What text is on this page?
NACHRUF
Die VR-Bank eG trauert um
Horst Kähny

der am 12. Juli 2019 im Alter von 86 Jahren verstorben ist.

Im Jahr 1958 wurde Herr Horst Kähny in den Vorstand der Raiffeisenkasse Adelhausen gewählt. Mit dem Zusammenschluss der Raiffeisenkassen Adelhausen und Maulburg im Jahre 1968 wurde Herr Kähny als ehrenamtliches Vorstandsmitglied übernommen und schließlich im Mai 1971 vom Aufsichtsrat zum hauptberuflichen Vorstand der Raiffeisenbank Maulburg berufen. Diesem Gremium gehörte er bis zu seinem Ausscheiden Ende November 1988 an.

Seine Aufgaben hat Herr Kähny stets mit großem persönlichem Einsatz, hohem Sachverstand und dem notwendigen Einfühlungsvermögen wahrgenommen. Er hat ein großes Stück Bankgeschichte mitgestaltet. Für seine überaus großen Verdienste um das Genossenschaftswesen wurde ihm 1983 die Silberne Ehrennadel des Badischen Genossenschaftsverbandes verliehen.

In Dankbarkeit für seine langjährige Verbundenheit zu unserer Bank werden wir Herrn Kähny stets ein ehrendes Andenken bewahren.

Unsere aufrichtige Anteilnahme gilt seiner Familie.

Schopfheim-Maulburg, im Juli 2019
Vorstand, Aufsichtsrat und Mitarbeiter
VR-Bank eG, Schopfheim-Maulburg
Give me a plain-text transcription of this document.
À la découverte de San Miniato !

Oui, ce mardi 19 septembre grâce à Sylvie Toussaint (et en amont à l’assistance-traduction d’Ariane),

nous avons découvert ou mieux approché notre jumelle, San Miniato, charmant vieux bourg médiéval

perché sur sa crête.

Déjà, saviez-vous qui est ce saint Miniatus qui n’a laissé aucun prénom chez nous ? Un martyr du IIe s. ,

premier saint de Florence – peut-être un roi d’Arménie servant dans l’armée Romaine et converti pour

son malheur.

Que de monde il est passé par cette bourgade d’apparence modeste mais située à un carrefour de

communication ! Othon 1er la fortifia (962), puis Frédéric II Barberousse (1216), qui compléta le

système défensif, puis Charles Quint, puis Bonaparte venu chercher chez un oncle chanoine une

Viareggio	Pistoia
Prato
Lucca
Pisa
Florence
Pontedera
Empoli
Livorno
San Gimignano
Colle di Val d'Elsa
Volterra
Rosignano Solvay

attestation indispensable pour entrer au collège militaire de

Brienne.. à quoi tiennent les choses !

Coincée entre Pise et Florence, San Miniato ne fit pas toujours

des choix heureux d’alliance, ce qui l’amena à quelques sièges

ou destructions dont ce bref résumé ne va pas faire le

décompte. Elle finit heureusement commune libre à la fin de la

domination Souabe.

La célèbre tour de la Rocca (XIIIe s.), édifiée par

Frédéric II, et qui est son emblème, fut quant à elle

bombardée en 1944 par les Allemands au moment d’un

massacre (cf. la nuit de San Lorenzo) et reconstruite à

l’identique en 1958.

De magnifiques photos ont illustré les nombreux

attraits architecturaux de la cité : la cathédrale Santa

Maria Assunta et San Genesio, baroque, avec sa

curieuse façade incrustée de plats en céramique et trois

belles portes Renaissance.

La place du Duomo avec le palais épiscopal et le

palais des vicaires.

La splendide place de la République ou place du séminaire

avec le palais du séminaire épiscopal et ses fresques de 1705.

## WHAT YOU WILL DO
When a line above includes the word "épiscopal", please list that line.

## ANSWER SECTION
La place du Duomo avec le palais épiscopal et le
avec le palais du séminaire épiscopal et ses fresques de 1705.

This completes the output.